begin SUPPLIED DATA
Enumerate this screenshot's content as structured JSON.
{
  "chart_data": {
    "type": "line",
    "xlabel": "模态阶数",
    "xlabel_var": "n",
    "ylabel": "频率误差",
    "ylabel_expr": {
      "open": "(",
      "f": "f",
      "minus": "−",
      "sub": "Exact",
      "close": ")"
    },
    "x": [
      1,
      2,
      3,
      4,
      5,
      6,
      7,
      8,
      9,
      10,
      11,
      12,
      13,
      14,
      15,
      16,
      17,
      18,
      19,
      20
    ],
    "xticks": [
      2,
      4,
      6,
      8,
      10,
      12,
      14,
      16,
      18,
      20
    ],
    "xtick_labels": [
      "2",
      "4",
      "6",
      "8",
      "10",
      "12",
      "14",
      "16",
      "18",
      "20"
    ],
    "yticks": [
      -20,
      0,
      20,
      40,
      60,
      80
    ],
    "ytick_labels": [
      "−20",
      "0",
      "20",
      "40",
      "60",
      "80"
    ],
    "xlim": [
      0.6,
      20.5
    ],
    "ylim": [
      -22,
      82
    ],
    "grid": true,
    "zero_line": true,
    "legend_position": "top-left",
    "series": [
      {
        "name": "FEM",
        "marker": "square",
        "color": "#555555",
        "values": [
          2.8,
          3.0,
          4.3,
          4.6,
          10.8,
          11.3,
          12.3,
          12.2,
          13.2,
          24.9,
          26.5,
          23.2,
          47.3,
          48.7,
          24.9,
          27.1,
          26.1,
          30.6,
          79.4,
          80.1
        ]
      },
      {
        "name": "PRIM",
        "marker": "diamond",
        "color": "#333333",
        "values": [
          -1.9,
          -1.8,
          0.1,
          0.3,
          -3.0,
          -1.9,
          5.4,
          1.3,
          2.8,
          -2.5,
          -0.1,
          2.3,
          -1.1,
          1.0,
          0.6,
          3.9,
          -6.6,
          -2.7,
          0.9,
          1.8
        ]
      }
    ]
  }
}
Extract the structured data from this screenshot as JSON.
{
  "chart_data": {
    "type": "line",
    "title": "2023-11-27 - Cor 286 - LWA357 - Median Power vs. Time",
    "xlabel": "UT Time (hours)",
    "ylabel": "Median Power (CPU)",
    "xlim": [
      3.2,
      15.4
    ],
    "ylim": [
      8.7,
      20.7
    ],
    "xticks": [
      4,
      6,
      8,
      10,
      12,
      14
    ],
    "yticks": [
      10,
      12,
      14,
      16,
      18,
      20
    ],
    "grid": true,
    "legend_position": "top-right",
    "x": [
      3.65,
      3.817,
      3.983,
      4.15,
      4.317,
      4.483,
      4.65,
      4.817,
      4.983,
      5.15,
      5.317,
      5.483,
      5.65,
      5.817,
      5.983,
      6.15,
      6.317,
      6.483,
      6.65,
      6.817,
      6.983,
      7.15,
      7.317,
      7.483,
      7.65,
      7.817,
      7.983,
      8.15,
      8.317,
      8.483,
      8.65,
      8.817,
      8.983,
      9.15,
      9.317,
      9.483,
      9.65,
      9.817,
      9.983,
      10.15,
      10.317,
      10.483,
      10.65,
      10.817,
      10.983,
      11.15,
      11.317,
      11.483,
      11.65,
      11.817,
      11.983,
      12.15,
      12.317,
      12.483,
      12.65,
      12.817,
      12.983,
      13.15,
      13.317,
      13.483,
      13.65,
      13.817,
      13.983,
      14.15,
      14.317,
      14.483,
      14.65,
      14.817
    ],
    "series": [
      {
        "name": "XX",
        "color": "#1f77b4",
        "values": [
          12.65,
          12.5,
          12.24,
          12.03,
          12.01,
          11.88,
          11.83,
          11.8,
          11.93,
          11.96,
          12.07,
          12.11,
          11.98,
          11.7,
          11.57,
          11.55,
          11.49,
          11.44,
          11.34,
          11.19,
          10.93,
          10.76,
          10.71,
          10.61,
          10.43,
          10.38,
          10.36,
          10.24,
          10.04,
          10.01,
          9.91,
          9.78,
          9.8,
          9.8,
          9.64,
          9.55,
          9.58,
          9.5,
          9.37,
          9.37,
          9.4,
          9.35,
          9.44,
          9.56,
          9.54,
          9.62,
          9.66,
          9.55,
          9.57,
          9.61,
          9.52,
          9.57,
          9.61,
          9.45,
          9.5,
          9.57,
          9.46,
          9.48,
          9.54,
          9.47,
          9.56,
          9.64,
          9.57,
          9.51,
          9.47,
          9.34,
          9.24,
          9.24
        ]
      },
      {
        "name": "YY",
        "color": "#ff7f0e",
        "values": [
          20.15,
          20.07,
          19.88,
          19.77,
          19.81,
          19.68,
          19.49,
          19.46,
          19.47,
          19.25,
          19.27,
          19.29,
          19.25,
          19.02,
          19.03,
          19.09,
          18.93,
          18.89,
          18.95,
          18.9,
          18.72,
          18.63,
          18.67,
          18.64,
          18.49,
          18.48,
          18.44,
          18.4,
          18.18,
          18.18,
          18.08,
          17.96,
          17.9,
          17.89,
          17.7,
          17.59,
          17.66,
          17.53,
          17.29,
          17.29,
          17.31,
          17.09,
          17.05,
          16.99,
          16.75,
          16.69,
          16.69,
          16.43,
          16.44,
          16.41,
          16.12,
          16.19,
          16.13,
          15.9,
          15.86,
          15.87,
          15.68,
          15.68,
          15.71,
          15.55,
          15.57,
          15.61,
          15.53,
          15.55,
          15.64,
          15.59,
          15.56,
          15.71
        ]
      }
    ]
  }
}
end SUPPLIED DATA
WRITTEN REQUEST. Identify each line in the records above that contains the word "color", and copy it out in full.

TASK RESPONSE.
        "color": "#555555",
        "color": "#333333",
        "color": "#1f77b4",
        "color": "#ff7f0e",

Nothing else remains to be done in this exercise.